** Work to do **
Can you quote exactly the stretch of lines from the one with "Read out every word on this page." through the final line of the material, both ends included?

=== Available records ===

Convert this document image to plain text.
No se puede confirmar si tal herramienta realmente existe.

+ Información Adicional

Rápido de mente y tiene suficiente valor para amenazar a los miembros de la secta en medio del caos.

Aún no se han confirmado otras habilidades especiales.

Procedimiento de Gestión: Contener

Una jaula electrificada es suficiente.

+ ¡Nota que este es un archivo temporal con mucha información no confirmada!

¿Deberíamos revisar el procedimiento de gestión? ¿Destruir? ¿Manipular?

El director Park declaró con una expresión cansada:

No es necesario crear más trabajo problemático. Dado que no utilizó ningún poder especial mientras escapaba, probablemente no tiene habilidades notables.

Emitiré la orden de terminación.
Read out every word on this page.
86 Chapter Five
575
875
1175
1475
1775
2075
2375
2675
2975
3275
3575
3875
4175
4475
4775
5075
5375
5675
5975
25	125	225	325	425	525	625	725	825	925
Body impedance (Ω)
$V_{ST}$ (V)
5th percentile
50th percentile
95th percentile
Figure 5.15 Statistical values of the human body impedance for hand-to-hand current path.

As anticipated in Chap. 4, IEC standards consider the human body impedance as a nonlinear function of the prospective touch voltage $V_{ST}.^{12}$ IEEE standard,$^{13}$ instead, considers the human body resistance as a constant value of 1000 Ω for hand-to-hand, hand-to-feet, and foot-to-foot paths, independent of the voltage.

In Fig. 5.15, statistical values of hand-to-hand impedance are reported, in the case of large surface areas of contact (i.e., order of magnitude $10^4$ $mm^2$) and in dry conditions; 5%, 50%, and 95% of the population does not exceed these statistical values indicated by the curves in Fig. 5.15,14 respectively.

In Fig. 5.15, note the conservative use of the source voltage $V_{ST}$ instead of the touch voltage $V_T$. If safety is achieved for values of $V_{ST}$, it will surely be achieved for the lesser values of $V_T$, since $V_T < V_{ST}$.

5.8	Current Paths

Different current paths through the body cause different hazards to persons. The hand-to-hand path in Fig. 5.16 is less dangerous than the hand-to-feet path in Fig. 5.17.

===

** Answer to this task **
Read out every word on this page.
86 Chapter Five
575
875
1175
1475
1775
2075
2375
2675
2975
3275
3575
3875
4175
4475
4775
5075
5375
5675
5975
25	125	225	325	425	525	625	725	825	925
Body impedance (Ω)
$V_{ST}$ (V)
5th percentile
50th percentile
95th percentile
Figure 5.15 Statistical values of the human body impedance for hand-to-hand current path.

As anticipated in Chap. 4, IEC standards consider the human body impedance as a nonlinear function of the prospective touch voltage $V_{ST}.^{12}$ IEEE standard,$^{13}$ instead, considers the human body resistance as a constant value of 1000 Ω for hand-to-hand, hand-to-feet, and foot-to-foot paths, independent of the voltage.

In Fig. 5.15, statistical values of hand-to-hand impedance are reported, in the case of large surface areas of contact (i.e., order of magnitude $10^4$ $mm^2$) and in dry conditions; 5%, 50%, and 95% of the population does not exceed these statistical values indicated by the curves in Fig. 5.15,14 respectively.

In Fig. 5.15, note the conservative use of the source voltage $V_{ST}$ instead of the touch voltage $V_T$. If safety is achieved for values of $V_{ST}$, it will surely be achieved for the lesser values of $V_T$, since $V_T < V_{ST}$.

5.8	Current Paths

Different current paths through the body cause different hazards to persons. The hand-to-hand path in Fig. 5.16 is less dangerous than the hand-to-feet path in Fig. 5.17.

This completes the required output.